Job – In the piece on fear of failure, rewrite the stretch from "I had a startup" through "if you fail.", changing "side project" to "hobby".

Page extract –
I had a startup for a while and this was something I battled with a lot. It's one thing to have a little side project that no one knows about and that you can just pass off as something for your "off-time". When you start a company though, you make a public statement to the world in some form or fashion that you are building this thing and you believe in it's ability to make money. And not just that - you believe that it can and will be successful. People tend to start judging you right then and there. It's pretty difficult at times to handle that on its own - and then the doubts come, and the fears of how it will reflect on you if you fail.

"What if some technical challenge is too much and I can't get it to work?"

"What if I release it too early/ and no one uses/pays for it?"

"What if I never get past that first user or first 10 users?"

"What if people see me fail at this and then feel justified in thinking that I'm an idiot?"

They all boil down to fear of failure. The biggest thing to realize is that failure is the path to success and to reframe how you view it. Failure is the beginning, not the end. The end is defeat - when you decide not to stand back up again. And the people who are judging you? They are generally just insecure. I heard a quote once (not sure where it comes from) that says something to the effect of how the greatest treason a crab can commit is attempting to escape the bucket. If you watch them in a bucket, when one tries to get out, the others will pull them back down. That's how a lot of people behave as well - they will judge you for your failure and try to bring you back down to their level. Just realize what is happening, and reframe failure as a growth opportunity. You can't really lose then - if you fail, you've grown and learned something, and if you don't, well... Then congratulations, you've "won", so to speak.

It comes down to this: you will learn a lot from building a company, and those hard-earned lessons will only help you. Embrace failure and you are 10 steps ahead of those who run from it, because you're stepping into the arena and they're not.

Data lines –
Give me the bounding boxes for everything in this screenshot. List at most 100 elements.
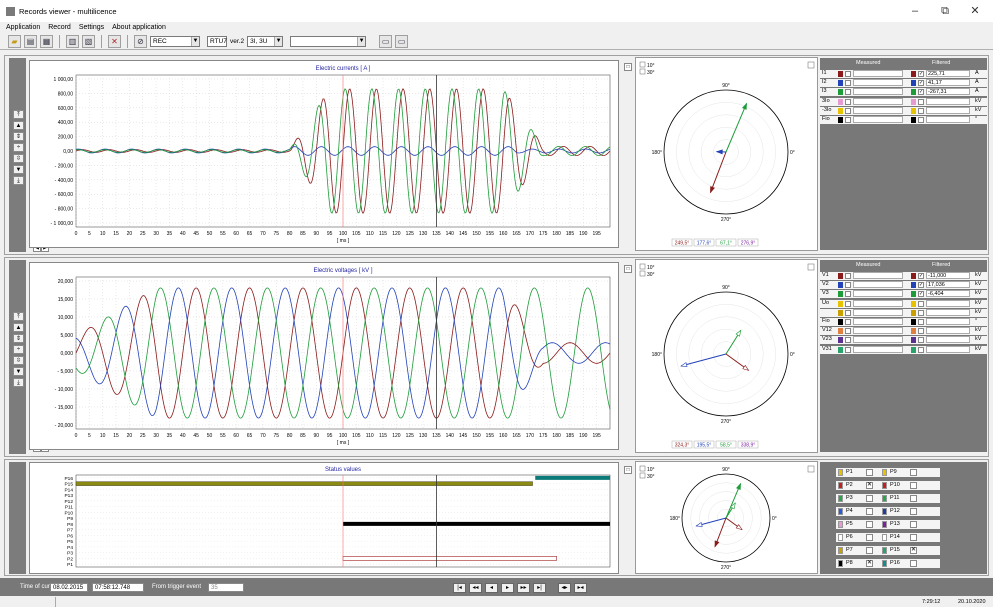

Task response –
I had a startup for a while and this was something I battled with a lot. It's one thing to have a little hobby that no one knows about and that you can just pass off as something for your "off-time". When you start a company though, you make a public statement to the world in some form or fashion that you are building this thing and you believe in it's ability to make money. And not just that - you believe that it can and will be successful. People tend to start judging you right then and there. It's pretty difficult at times to handle that on its own - and then the doubts come, and the fears of how it will reflect on you if you fail.